Set problem:
Extract the complete data exactly as given.

Input records:
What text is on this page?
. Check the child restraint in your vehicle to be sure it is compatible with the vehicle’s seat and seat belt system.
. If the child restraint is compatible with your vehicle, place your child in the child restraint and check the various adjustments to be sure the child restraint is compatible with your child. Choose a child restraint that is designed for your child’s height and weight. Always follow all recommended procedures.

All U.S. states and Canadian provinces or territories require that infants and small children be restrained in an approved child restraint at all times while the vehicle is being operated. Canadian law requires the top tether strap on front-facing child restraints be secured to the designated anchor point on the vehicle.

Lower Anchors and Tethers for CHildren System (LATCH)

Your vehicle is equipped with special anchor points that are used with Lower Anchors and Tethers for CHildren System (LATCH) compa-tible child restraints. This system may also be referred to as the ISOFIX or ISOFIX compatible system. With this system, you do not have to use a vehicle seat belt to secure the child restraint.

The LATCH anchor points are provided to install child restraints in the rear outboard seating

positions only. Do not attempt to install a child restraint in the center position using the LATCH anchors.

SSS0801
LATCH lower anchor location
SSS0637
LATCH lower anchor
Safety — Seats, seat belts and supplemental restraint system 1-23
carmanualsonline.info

Result of the exercise:
What text is on this page?
. Check the child restraint in your vehicle to be sure it is compatible with the vehicle’s seat and seat belt system.
. If the child restraint is compatible with your vehicle, place your child in the child restraint and check the various adjustments to be sure the child restraint is compatible with your child. Choose a child restraint that is designed for your child’s height and weight. Always follow all recommended procedures.

All U.S. states and Canadian provinces or territories require that infants and small children be restrained in an approved child restraint at all times while the vehicle is being operated. Canadian law requires the top tether strap on front-facing child restraints be secured to the designated anchor point on the vehicle.

Lower Anchors and Tethers for CHildren System (LATCH)

Your vehicle is equipped with special anchor points that are used with Lower Anchors and Tethers for CHildren System (LATCH) compa-tible child restraints. This system may also be referred to as the ISOFIX or ISOFIX compatible system. With this system, you do not have to use a vehicle seat belt to secure the child restraint.

The LATCH anchor points are provided to install child restraints in the rear outboard seating

positions only. Do not attempt to install a child restraint in the center position using the LATCH anchors.

SSS0801
LATCH lower anchor location
SSS0637
LATCH lower anchor
Safety — Seats, seat belts and supplemental restraint system 1-23
carmanualsonline.info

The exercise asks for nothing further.